====== Data listing

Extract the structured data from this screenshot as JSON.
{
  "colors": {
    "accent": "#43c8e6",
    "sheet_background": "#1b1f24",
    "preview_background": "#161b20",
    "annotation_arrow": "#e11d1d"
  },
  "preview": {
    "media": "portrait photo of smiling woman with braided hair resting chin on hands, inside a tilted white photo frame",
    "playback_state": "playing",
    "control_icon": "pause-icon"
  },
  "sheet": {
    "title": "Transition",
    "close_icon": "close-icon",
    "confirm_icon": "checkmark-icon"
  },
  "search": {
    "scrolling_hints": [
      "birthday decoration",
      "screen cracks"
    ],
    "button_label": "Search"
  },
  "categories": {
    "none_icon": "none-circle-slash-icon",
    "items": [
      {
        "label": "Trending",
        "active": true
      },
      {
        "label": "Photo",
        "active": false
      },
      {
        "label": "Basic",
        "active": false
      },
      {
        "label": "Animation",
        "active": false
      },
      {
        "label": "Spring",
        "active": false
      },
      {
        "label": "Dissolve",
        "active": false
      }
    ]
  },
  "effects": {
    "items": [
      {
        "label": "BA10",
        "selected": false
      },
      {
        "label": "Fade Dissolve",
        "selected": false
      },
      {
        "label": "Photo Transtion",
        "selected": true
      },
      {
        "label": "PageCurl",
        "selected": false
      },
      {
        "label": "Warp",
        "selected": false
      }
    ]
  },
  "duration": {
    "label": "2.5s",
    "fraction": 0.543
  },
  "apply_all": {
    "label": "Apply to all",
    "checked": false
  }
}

============

**Stated goal**
Retype every record above exactly as written.

**Problem solution**
Extract the structured data from this screenshot as JSON.
{
  "colors": {
    "accent": "#43c8e6",
    "sheet_background": "#1b1f24",
    "preview_background": "#161b20",
    "annotation_arrow": "#e11d1d"
  },
  "preview": {
    "media": "portrait photo of smiling woman with braided hair resting chin on hands, inside a tilted white photo frame",
    "playback_state": "playing",
    "control_icon": "pause-icon"
  },
  "sheet": {
    "title": "Transition",
    "close_icon": "close-icon",
    "confirm_icon": "checkmark-icon"
  },
  "search": {
    "scrolling_hints": [
      "birthday decoration",
      "screen cracks"
    ],
    "button_label": "Search"
  },
  "categories": {
    "none_icon": "none-circle-slash-icon",
    "items": [
      {
        "label": "Trending",
        "active": true
      },
      {
        "label": "Photo",
        "active": false
      },
      {
        "label": "Basic",
        "active": false
      },
      {
        "label": "Animation",
        "active": false
      },
      {
        "label": "Spring",
        "active": false
      },
      {
        "label": "Dissolve",
        "active": false
      }
    ]
  },
  "effects": {
    "items": [
      {
        "label": "BA10",
        "selected": false
      },
      {
        "label": "Fade Dissolve",
        "selected": false
      },
      {
        "label": "Photo Transtion",
        "selected": true
      },
      {
        "label": "PageCurl",
        "selected": false
      },
      {
        "label": "Warp",
        "selected": false
      }
    ]
  },
  "duration": {
    "label": "2.5s",
    "fraction": 0.543
  },
  "apply_all": {
    "label": "Apply to all",
    "checked": false
  }
}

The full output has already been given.